— Request —
Copy each line in which the string "name" occurs.

— Structured figure records —
——
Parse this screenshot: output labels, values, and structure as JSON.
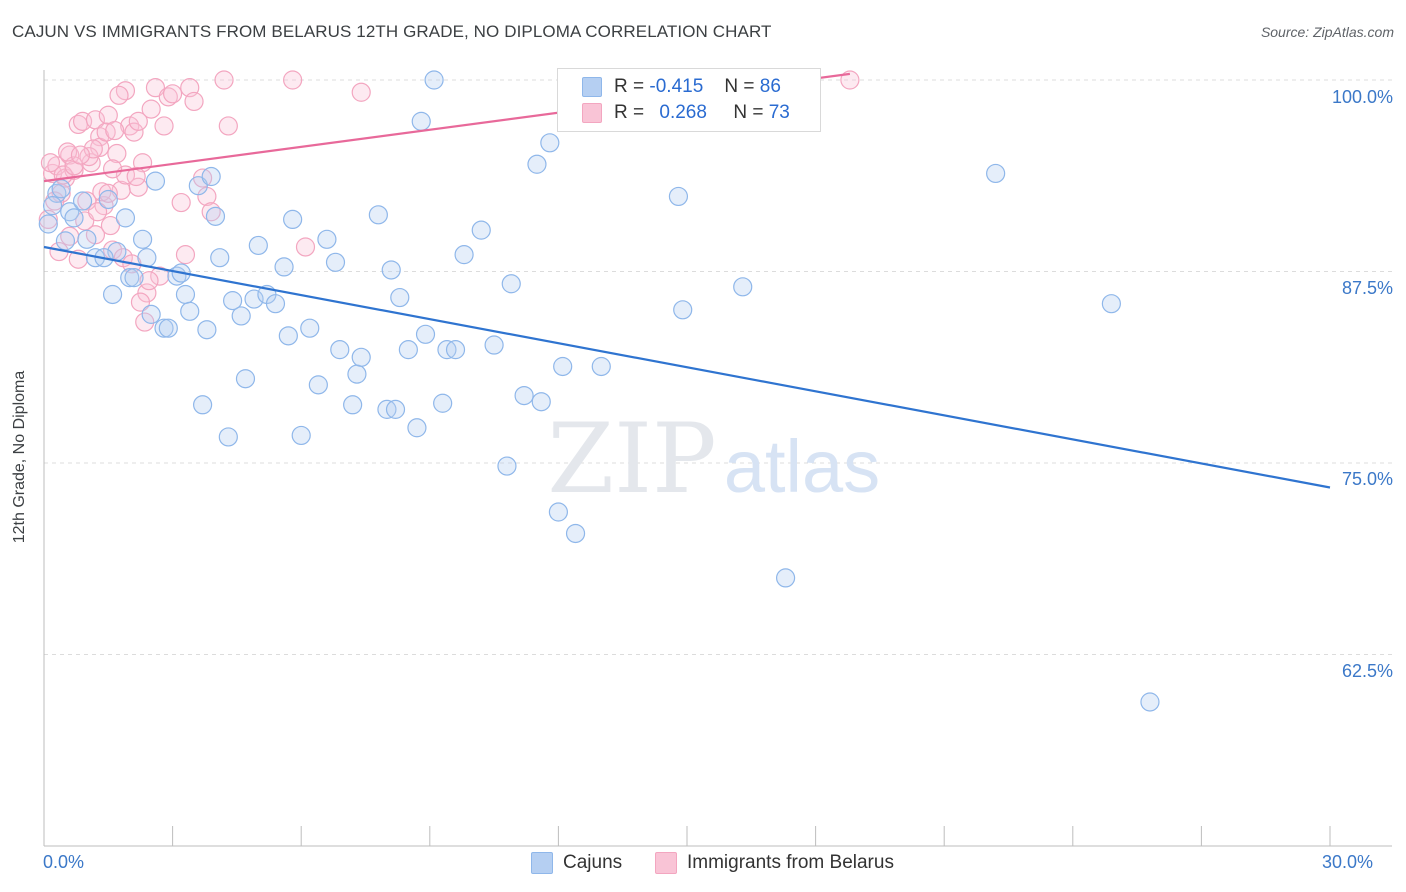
{
  "title": "CAJUN VS IMMIGRANTS FROM BELARUS 12TH GRADE, NO DIPLOMA CORRELATION CHART",
  "source": "Source: ZipAtlas.com",
  "watermark": {
    "zip": "ZIP",
    "atlas": "atlas"
  },
  "colors": {
    "cajun": "#8fb7ea",
    "cajun_line": "#2f74d0",
    "cajun_swatch": "#b5cff2",
    "belarus": "#f3a6c0",
    "belarus_line": "#e8699a",
    "belarus_swatch": "#f9c4d6",
    "axis_label": "#3b78c8",
    "grid": "#dcdcdc"
  },
  "stats": [
    {
      "r_label": "R =",
      "r": "-0.415",
      "n_label": "N =",
      "n": "86"
    },
    {
      "r_label": "R =",
      "r": "0.268",
      "n_label": "N =",
      "n": "73"
    }
  ],
  "legend": [
    {
      "label": "Cajuns"
    },
    {
      "label": "Immigrants from Belarus"
    }
  ],
  "chart_data": {
    "type": "scatter",
    "title": "CAJUN VS IMMIGRANTS FROM BELARUS 12TH GRADE, NO DIPLOMA CORRELATION CHART",
    "xlabel": "",
    "ylabel": "12th Grade, No Diploma",
    "xlim": [
      0,
      30
    ],
    "ylim": [
      50,
      101.5
    ],
    "x_tick_labels": [
      "0.0%",
      "30.0%"
    ],
    "y_ticks": [
      62.5,
      75.0,
      87.5,
      100.0
    ],
    "y_tick_labels": [
      "62.5%",
      "75.0%",
      "87.5%",
      "100.0%"
    ],
    "legend_position": "bottom-center",
    "grid": true,
    "series": [
      {
        "name": "Cajuns",
        "r": -0.415,
        "n": 86,
        "trend": {
          "x": [
            0,
            30
          ],
          "y": [
            89.1,
            73.4
          ]
        },
        "points": [
          [
            0.1,
            90.6
          ],
          [
            0.3,
            92.6
          ],
          [
            0.4,
            92.9
          ],
          [
            0.5,
            89.5
          ],
          [
            0.6,
            91.4
          ],
          [
            0.7,
            91.0
          ],
          [
            0.9,
            92.1
          ],
          [
            1.0,
            89.6
          ],
          [
            1.2,
            88.4
          ],
          [
            1.5,
            92.2
          ],
          [
            1.6,
            86.0
          ],
          [
            1.7,
            88.8
          ],
          [
            1.9,
            91.0
          ],
          [
            2.0,
            87.1
          ],
          [
            2.1,
            87.1
          ],
          [
            2.3,
            89.6
          ],
          [
            2.4,
            88.4
          ],
          [
            2.5,
            84.7
          ],
          [
            2.6,
            93.4
          ],
          [
            2.8,
            83.8
          ],
          [
            2.9,
            83.8
          ],
          [
            3.1,
            87.2
          ],
          [
            3.2,
            87.4
          ],
          [
            3.3,
            86.0
          ],
          [
            3.4,
            84.9
          ],
          [
            3.6,
            93.1
          ],
          [
            3.7,
            78.8
          ],
          [
            3.8,
            83.7
          ],
          [
            3.9,
            93.7
          ],
          [
            4.0,
            91.1
          ],
          [
            4.1,
            88.4
          ],
          [
            4.3,
            76.7
          ],
          [
            4.4,
            85.6
          ],
          [
            4.6,
            84.6
          ],
          [
            4.7,
            80.5
          ],
          [
            4.9,
            85.7
          ],
          [
            5.0,
            89.2
          ],
          [
            5.2,
            86.0
          ],
          [
            5.4,
            85.4
          ],
          [
            5.6,
            87.8
          ],
          [
            5.7,
            83.3
          ],
          [
            5.8,
            90.9
          ],
          [
            6.0,
            76.8
          ],
          [
            6.2,
            83.8
          ],
          [
            6.4,
            80.1
          ],
          [
            6.6,
            89.6
          ],
          [
            6.8,
            88.1
          ],
          [
            6.9,
            82.4
          ],
          [
            7.2,
            78.8
          ],
          [
            7.3,
            80.8
          ],
          [
            7.4,
            81.9
          ],
          [
            7.8,
            91.2
          ],
          [
            8.0,
            78.5
          ],
          [
            8.1,
            87.6
          ],
          [
            8.2,
            78.5
          ],
          [
            8.3,
            85.8
          ],
          [
            8.5,
            82.4
          ],
          [
            8.7,
            77.3
          ],
          [
            8.8,
            97.3
          ],
          [
            8.9,
            83.4
          ],
          [
            9.1,
            100.0
          ],
          [
            9.3,
            78.9
          ],
          [
            9.4,
            82.4
          ],
          [
            9.6,
            82.4
          ],
          [
            9.8,
            88.6
          ],
          [
            10.2,
            90.2
          ],
          [
            10.5,
            82.7
          ],
          [
            10.8,
            74.8
          ],
          [
            10.9,
            86.7
          ],
          [
            11.2,
            79.4
          ],
          [
            11.5,
            94.5
          ],
          [
            11.6,
            79.0
          ],
          [
            11.8,
            95.9
          ],
          [
            12.0,
            71.8
          ],
          [
            12.1,
            81.3
          ],
          [
            12.4,
            70.4
          ],
          [
            13.0,
            81.3
          ],
          [
            14.8,
            92.4
          ],
          [
            14.9,
            85.0
          ],
          [
            16.3,
            86.5
          ],
          [
            17.3,
            67.5
          ],
          [
            22.2,
            93.9
          ],
          [
            24.9,
            85.4
          ],
          [
            25.8,
            59.4
          ],
          [
            0.2,
            91.8
          ],
          [
            1.4,
            88.4
          ]
        ]
      },
      {
        "name": "Immigrants from Belarus",
        "r": 0.268,
        "n": 73,
        "trend": {
          "x": [
            0,
            18.8
          ],
          "y": [
            93.4,
            100.4
          ]
        },
        "points": [
          [
            0.1,
            90.9
          ],
          [
            0.2,
            93.9
          ],
          [
            0.3,
            94.4
          ],
          [
            0.4,
            92.6
          ],
          [
            0.5,
            93.6
          ],
          [
            0.6,
            95.1
          ],
          [
            0.7,
            94.1
          ],
          [
            0.8,
            88.3
          ],
          [
            0.8,
            97.1
          ],
          [
            0.9,
            97.3
          ],
          [
            1.0,
            92.1
          ],
          [
            1.1,
            94.6
          ],
          [
            1.2,
            97.4
          ],
          [
            1.3,
            96.3
          ],
          [
            1.3,
            95.6
          ],
          [
            1.4,
            91.8
          ],
          [
            1.5,
            97.7
          ],
          [
            1.6,
            88.9
          ],
          [
            1.7,
            95.2
          ],
          [
            1.8,
            92.8
          ],
          [
            1.9,
            93.8
          ],
          [
            1.9,
            99.3
          ],
          [
            2.0,
            97.0
          ],
          [
            2.1,
            96.6
          ],
          [
            2.2,
            93.0
          ],
          [
            2.3,
            94.6
          ],
          [
            2.4,
            86.1
          ],
          [
            2.5,
            98.1
          ],
          [
            2.6,
            99.5
          ],
          [
            2.7,
            87.2
          ],
          [
            2.8,
            97.0
          ],
          [
            2.9,
            98.9
          ],
          [
            3.0,
            99.1
          ],
          [
            3.2,
            92.0
          ],
          [
            3.3,
            88.6
          ],
          [
            3.4,
            99.5
          ],
          [
            3.5,
            98.6
          ],
          [
            3.7,
            93.6
          ],
          [
            3.8,
            92.4
          ],
          [
            3.9,
            91.4
          ],
          [
            4.2,
            100.0
          ],
          [
            4.3,
            97.0
          ],
          [
            5.8,
            100.0
          ],
          [
            6.1,
            89.1
          ],
          [
            7.4,
            99.2
          ],
          [
            18.8,
            100.0
          ],
          [
            0.15,
            94.6
          ],
          [
            0.45,
            93.8
          ],
          [
            0.7,
            94.4
          ],
          [
            1.05,
            95.0
          ],
          [
            1.2,
            89.9
          ],
          [
            1.35,
            92.7
          ],
          [
            1.45,
            96.6
          ],
          [
            1.5,
            92.6
          ],
          [
            1.6,
            94.2
          ],
          [
            1.75,
            99.0
          ],
          [
            1.85,
            88.4
          ],
          [
            2.05,
            88.0
          ],
          [
            2.15,
            93.7
          ],
          [
            2.2,
            97.3
          ],
          [
            2.25,
            85.5
          ],
          [
            2.35,
            84.2
          ],
          [
            0.25,
            92.1
          ],
          [
            0.55,
            95.3
          ],
          [
            0.95,
            90.8
          ],
          [
            1.15,
            95.5
          ],
          [
            1.25,
            91.4
          ],
          [
            0.35,
            88.8
          ],
          [
            0.6,
            89.8
          ],
          [
            0.85,
            95.1
          ],
          [
            1.55,
            90.5
          ],
          [
            1.65,
            96.7
          ],
          [
            2.45,
            86.9
          ]
        ]
      }
    ]
  }
}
——
— Solution for this problem —
        "name": "Cajuns",
        "name": "Immigrants from Belarus",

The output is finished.